Entries from a dataset
========

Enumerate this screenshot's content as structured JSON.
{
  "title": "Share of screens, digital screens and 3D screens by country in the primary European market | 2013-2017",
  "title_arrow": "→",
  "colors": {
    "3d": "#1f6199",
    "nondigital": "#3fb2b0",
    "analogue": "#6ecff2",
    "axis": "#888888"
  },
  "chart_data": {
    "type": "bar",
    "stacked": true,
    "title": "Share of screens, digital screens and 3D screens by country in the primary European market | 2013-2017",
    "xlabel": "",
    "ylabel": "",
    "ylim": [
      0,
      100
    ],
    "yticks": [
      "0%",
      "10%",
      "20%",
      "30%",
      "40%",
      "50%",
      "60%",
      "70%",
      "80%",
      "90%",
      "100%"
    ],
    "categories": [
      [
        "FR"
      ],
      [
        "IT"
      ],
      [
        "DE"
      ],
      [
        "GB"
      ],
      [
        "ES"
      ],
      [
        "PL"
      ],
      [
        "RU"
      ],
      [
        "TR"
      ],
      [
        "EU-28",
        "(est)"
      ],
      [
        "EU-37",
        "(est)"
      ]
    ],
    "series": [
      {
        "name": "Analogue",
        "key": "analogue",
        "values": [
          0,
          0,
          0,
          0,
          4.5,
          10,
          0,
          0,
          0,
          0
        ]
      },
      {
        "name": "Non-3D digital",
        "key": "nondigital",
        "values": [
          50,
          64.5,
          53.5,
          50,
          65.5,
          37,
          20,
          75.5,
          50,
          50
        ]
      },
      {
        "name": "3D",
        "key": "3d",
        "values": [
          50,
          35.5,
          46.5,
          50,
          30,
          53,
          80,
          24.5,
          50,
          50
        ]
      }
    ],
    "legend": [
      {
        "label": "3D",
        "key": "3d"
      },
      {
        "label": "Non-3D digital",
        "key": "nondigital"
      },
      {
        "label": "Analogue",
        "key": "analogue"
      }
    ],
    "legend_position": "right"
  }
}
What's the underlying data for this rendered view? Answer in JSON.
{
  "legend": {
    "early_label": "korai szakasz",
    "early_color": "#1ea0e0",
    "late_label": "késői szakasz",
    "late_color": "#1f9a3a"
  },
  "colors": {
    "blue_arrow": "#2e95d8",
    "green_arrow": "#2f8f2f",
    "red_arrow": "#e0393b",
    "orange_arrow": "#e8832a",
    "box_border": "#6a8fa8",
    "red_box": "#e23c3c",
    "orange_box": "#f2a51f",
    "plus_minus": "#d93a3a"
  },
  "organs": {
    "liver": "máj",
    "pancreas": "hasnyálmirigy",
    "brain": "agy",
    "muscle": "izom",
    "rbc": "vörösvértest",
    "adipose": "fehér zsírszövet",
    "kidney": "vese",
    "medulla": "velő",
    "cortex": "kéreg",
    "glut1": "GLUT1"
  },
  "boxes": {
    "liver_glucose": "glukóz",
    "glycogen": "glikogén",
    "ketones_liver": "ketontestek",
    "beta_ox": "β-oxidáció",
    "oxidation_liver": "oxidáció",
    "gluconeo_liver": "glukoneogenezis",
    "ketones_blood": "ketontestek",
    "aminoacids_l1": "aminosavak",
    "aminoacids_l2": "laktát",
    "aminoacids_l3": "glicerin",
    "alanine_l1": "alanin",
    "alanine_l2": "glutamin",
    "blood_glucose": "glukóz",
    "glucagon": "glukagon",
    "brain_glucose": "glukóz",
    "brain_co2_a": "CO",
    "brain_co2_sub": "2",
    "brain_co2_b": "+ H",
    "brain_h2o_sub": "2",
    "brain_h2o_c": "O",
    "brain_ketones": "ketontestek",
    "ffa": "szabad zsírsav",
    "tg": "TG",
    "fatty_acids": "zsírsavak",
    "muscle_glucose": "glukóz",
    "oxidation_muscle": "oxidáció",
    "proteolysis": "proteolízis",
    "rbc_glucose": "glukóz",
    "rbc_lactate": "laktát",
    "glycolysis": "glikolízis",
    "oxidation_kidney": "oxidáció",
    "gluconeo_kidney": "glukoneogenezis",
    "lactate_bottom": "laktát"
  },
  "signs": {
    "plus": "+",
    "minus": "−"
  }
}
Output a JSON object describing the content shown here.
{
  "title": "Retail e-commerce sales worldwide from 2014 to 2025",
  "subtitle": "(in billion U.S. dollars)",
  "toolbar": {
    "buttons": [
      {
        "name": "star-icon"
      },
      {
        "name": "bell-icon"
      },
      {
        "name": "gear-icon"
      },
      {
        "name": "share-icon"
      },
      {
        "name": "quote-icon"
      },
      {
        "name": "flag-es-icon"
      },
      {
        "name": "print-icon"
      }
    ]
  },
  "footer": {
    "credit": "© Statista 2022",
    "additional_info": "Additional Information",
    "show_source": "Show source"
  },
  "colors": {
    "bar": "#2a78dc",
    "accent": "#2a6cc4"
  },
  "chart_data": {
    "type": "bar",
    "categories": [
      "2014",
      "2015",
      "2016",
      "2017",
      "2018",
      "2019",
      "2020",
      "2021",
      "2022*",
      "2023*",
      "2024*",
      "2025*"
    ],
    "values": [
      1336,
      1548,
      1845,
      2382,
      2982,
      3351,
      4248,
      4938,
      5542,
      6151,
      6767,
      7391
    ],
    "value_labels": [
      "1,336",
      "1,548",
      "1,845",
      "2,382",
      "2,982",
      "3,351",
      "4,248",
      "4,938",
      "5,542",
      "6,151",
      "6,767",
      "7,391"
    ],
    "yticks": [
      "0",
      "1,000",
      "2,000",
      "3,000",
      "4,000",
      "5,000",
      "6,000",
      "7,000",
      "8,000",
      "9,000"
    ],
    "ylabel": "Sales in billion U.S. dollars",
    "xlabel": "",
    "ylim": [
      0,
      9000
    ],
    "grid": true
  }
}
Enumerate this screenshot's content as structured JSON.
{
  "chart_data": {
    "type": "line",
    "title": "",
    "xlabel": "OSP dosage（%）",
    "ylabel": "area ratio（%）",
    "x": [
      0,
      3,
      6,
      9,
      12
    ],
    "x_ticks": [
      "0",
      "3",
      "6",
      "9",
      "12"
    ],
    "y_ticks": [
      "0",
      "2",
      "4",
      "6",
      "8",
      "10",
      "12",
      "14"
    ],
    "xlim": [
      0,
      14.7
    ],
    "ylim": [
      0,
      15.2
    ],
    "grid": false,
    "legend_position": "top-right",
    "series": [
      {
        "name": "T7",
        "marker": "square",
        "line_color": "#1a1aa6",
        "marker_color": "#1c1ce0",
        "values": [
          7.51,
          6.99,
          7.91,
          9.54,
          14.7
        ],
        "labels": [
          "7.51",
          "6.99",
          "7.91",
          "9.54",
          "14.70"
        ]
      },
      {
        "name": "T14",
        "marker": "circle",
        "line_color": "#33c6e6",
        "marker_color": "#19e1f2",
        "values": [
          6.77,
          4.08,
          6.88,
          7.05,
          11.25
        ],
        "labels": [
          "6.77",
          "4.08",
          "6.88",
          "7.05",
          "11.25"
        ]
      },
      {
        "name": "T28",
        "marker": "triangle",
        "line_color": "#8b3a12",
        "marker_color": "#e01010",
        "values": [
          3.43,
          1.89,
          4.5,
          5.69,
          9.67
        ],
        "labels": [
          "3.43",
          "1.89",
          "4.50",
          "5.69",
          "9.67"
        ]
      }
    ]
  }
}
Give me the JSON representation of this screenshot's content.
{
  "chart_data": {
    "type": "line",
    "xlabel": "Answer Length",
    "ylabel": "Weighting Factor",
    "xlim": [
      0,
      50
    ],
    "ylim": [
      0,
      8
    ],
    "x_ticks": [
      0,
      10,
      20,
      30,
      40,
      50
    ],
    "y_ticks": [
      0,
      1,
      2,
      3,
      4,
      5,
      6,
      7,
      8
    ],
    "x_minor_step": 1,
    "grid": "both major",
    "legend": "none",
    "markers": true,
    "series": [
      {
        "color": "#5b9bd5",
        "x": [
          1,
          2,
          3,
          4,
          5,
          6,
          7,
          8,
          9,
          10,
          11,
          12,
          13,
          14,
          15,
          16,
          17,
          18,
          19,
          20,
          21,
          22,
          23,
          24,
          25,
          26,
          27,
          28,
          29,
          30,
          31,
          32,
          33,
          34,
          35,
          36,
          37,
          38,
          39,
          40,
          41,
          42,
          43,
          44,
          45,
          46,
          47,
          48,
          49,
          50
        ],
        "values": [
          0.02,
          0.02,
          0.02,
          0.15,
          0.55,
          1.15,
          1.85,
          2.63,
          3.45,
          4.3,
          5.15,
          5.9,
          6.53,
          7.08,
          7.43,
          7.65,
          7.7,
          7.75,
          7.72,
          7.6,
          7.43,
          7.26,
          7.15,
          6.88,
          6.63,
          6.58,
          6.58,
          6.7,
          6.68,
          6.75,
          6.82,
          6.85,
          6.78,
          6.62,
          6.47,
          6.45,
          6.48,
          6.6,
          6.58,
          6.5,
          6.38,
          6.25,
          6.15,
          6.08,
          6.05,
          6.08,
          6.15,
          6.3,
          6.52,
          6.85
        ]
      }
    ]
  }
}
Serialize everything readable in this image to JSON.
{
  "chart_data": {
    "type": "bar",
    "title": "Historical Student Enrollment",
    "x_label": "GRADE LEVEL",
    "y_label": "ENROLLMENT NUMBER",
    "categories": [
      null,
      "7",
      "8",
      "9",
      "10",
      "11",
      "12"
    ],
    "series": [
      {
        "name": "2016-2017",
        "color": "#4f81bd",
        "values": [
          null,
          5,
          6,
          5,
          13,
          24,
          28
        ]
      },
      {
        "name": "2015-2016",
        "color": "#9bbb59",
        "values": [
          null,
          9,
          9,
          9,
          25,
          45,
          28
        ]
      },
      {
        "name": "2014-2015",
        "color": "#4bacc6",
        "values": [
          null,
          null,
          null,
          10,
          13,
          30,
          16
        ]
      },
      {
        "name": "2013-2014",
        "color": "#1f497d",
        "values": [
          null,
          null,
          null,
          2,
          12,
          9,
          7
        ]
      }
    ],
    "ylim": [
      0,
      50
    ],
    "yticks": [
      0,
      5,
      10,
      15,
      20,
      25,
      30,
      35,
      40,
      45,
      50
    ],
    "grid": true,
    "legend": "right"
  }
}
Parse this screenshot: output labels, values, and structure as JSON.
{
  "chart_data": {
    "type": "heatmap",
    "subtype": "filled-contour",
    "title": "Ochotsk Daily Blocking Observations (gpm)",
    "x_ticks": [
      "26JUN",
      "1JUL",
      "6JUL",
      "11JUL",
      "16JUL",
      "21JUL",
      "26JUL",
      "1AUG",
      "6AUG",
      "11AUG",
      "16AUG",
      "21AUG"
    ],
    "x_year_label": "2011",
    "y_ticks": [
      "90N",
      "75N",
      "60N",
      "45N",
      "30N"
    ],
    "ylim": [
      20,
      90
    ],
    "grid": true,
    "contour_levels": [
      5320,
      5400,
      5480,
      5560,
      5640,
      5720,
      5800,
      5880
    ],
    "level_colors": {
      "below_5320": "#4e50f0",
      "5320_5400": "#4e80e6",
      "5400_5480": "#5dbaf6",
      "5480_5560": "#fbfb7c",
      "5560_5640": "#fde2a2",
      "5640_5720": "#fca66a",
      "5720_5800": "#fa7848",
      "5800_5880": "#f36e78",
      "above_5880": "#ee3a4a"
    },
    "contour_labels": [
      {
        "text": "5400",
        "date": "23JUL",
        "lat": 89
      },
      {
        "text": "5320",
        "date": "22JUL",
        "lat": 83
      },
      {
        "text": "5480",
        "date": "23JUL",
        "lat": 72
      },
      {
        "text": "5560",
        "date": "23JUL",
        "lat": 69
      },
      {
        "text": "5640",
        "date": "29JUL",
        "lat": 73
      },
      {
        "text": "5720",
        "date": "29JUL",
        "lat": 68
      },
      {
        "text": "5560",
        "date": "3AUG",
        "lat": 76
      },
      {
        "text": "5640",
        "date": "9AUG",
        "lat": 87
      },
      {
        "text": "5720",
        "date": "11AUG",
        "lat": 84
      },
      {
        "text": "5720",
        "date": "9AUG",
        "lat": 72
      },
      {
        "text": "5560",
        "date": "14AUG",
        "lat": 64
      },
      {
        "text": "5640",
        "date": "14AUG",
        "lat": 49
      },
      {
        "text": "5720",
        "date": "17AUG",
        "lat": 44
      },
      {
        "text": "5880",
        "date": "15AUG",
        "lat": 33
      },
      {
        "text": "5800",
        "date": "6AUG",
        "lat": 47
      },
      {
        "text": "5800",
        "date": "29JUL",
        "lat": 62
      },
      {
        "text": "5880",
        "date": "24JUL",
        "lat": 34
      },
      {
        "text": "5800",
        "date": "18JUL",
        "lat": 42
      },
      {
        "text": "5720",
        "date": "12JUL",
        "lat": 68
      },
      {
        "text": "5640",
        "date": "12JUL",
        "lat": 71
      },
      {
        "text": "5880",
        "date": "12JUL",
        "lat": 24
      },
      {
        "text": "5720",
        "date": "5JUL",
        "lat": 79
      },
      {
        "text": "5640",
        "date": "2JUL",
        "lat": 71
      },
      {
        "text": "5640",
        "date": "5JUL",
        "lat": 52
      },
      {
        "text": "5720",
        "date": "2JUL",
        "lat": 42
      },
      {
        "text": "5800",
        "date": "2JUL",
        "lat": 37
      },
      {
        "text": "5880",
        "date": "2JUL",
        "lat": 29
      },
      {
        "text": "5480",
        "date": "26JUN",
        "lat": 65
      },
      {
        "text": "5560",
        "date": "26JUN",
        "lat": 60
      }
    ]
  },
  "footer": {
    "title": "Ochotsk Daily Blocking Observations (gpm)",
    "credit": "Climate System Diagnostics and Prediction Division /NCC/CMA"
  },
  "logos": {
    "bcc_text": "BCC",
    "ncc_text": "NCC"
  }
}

========

**Written task:** Read the entries and select each line where the word "ylabel" is found.

**Completed exercise:**
    "ylabel": "",
    "ylabel": "Sales in billion U.S. dollars",
    "ylabel": "area ratio（%）",
    "ylabel": "Weighting Factor",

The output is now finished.